## YOUR INSTRUCTIONS:
Return the listing below word for word.

## DATA TO USE:

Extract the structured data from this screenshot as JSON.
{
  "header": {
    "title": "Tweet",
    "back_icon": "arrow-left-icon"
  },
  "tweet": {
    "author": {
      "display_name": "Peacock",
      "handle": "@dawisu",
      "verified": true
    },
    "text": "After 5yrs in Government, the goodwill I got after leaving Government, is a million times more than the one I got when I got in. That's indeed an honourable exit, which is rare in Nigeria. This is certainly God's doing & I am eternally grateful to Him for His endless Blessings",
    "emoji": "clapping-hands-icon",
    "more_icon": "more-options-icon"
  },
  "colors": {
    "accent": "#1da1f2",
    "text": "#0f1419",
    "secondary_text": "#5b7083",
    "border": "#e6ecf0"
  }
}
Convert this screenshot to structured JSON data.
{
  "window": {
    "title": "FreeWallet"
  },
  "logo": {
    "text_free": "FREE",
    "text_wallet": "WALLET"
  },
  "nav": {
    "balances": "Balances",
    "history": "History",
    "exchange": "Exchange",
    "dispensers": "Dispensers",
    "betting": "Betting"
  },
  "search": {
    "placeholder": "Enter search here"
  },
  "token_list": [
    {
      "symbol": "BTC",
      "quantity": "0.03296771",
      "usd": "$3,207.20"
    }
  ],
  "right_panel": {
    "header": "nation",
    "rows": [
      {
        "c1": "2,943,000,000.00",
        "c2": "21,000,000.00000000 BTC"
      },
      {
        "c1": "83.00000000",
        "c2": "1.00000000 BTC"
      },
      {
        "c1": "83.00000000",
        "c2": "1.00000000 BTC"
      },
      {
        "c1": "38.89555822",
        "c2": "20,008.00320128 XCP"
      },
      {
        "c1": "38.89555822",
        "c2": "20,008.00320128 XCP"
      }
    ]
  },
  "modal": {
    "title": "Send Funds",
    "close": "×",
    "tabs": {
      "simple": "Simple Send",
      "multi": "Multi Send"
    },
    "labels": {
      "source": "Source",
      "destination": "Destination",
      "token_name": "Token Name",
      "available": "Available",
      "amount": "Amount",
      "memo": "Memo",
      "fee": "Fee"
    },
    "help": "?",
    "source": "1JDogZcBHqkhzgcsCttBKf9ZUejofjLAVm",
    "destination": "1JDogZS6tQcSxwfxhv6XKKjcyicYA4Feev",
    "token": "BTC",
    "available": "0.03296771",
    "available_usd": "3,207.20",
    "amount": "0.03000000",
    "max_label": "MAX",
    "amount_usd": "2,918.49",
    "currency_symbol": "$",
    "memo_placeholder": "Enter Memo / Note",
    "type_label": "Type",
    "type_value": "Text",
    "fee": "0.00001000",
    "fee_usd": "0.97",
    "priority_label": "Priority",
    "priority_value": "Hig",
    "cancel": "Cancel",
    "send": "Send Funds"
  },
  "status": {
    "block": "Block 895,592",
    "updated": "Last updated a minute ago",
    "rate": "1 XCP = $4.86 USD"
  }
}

## TASK SOLUTION:
Extract the structured data from this screenshot as JSON.
{
  "header": {
    "title": "Tweet",
    "back_icon": "arrow-left-icon"
  },
  "tweet": {
    "author": {
      "display_name": "Peacock",
      "handle": "@dawisu",
      "verified": true
    },
    "text": "After 5yrs in Government, the goodwill I got after leaving Government, is a million times more than the one I got when I got in. That's indeed an honourable exit, which is rare in Nigeria. This is certainly God's doing & I am eternally grateful to Him for His endless Blessings",
    "emoji": "clapping-hands-icon",
    "more_icon": "more-options-icon"
  },
  "colors": {
    "accent": "#1da1f2",
    "text": "#0f1419",
    "secondary_text": "#5b7083",
    "border": "#e6ecf0"
  }
}
Convert this screenshot to structured JSON data.
{
  "window": {
    "title": "FreeWallet"
  },
  "logo": {
    "text_free": "FREE",
    "text_wallet": "WALLET"
  },
  "nav": {
    "balances": "Balances",
    "history": "History",
    "exchange": "Exchange",
    "dispensers": "Dispensers",
    "betting": "Betting"
  },
  "search": {
    "placeholder": "Enter search here"
  },
  "token_list": [
    {
      "symbol": "BTC",
      "quantity": "0.03296771",
      "usd": "$3,207.20"
    }
  ],
  "right_panel": {
    "header": "nation",
    "rows": [
      {
        "c1": "2,943,000,000.00",
        "c2": "21,000,000.00000000 BTC"
      },
      {
        "c1": "83.00000000",
        "c2": "1.00000000 BTC"
      },
      {
        "c1": "83.00000000",
        "c2": "1.00000000 BTC"
      },
      {
        "c1": "38.89555822",
        "c2": "20,008.00320128 XCP"
      },
      {
        "c1": "38.89555822",
        "c2": "20,008.00320128 XCP"
      }
    ]
  },
  "modal": {
    "title": "Send Funds",
    "close": "×",
    "tabs": {
      "simple": "Simple Send",
      "multi": "Multi Send"
    },
    "labels": {
      "source": "Source",
      "destination": "Destination",
      "token_name": "Token Name",
      "available": "Available",
      "amount": "Amount",
      "memo": "Memo",
      "fee": "Fee"
    },
    "help": "?",
    "source": "1JDogZcBHqkhzgcsCttBKf9ZUejofjLAVm",
    "destination": "1JDogZS6tQcSxwfxhv6XKKjcyicYA4Feev",
    "token": "BTC",
    "available": "0.03296771",
    "available_usd": "3,207.20",
    "amount": "0.03000000",
    "max_label": "MAX",
    "amount_usd": "2,918.49",
    "currency_symbol": "$",
    "memo_placeholder": "Enter Memo / Note",
    "type_label": "Type",
    "type_value": "Text",
    "fee": "0.00001000",
    "fee_usd": "0.97",
    "priority_label": "Priority",
    "priority_value": "Hig",
    "cancel": "Cancel",
    "send": "Send Funds"
  },
  "status": {
    "block": "Block 895,592",
    "updated": "Last updated a minute ago",
    "rate": "1 XCP = $4.86 USD"
  }
}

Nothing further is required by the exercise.